Name each dog that the forum thread below on dogs greeting visitors mentions by name.

** BEGIN Selection **

We have this issue too!


----------



## DB1 (Jan 20, 2012)

Yup, snap. I keep trying to get my son to help me do some training with the doorbell, will have to bribe him during the holidays, but we do the ignore him rule and fuss him only on 4 legs, he does calm down quicker than he used to, but still occasionally jumps and if people are not happy with that he is kept behind the babygate or in his crate and eventually stops barking!


----------



## tessybear (May 1, 2011)

Mine would jump up at every visitor that comes to my house if they could. I have to put them on the other side of my see-through gate when I open the door. Once people have come in I can let them out and they calm down pretty quickly.


----------



## femmedufromage (Oct 20, 2012)

Thank goodness it is not just me either but Monty not only jumps up but pees too! Monty loves everyone and usually pees over my sister, any of my three stepdaughters, my husband and his dog walker. He pees when we go to obedience training as he is so pleased to see Lizz, she may of walked him during the day but he forgets that. It's very embarrassing.


----------



## tessybear (May 1, 2011)

Yes Sally its called a happy pee, Bonnie does it too! My brother's springer peed all over my suede shoes last night in her happiness at seeing me as well!


----------



## Lins61 (Mar 4, 2012)

OMG I'm so glad we don't have the pee thing  The jumping and general craziness yes. I remember last year when Pickle was only about 7 months old, we took him to the beach at Branksome Cliff.. lovely beach with sand and it's dog friendly. And Pickle took a leak unfortunately some of which got on someone's flipflop and we got shouted at  The woman said she hated dogs which kinda begged the question why she hadn't moved a couple of hundred yards to the beach where dogs aren't allowed!!!


----------



## psfalcon (Jul 25, 2013)

My Priss (6 mo), would initially greet people by squirming, laying down, and peeing! My vet told me, when someone approaches to hold out my arm and tell them to ignore her for a minute or so because she was likely to pee on their shoes. Believe me, they would stop immediately  I didn't want them to walk away so I would explain that they could help me with her training by letting her calm down for a minute or so, then slowly approach her for petting. Most everyone was happy to assist. The past month she has stopped peeing (thank goodness) but I still ask visitors to ignore her for a bit and, only when she has calmed down, then they can approach her. It seems to be helping a lot. If they don't help, I walk away from them because they can undo all we've accomplished. Most say they have had dogs with similar problems in the past and are glad to help.
She also would jump up on people and I'm working on that. One reason it is so important is a 4 yr old neighbor girl who loves to play with her but I don't want her to get hurt or scratched. What is helping this is I asked the girl to help me train her not to jump by telling Priss 'No Jump' and turning away. She likes the fact that she is helping so she does that and also has learned other commands to use like 'drop it' if she sees her pick something up.
This is kind of long but I hope it helps -- and good luck!


----------



## wilfiboy (Sep 18, 2010)

Has anyone got it sussed ..... Nope x


----------



## Lottierachel (Mar 3, 2013)

Haha, that seems to be the answer to my question doesn't it Karen?!

Cockapoos are bouncy, licky, doodle-dashing, sometimes-peeing greeters - and we love them even more for it!!

** END Selection **
** BEGIN Recorded data **

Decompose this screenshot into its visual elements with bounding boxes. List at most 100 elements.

** END Recorded data **

§ Finished task:
Monty, Bonnie, Pickle, Priss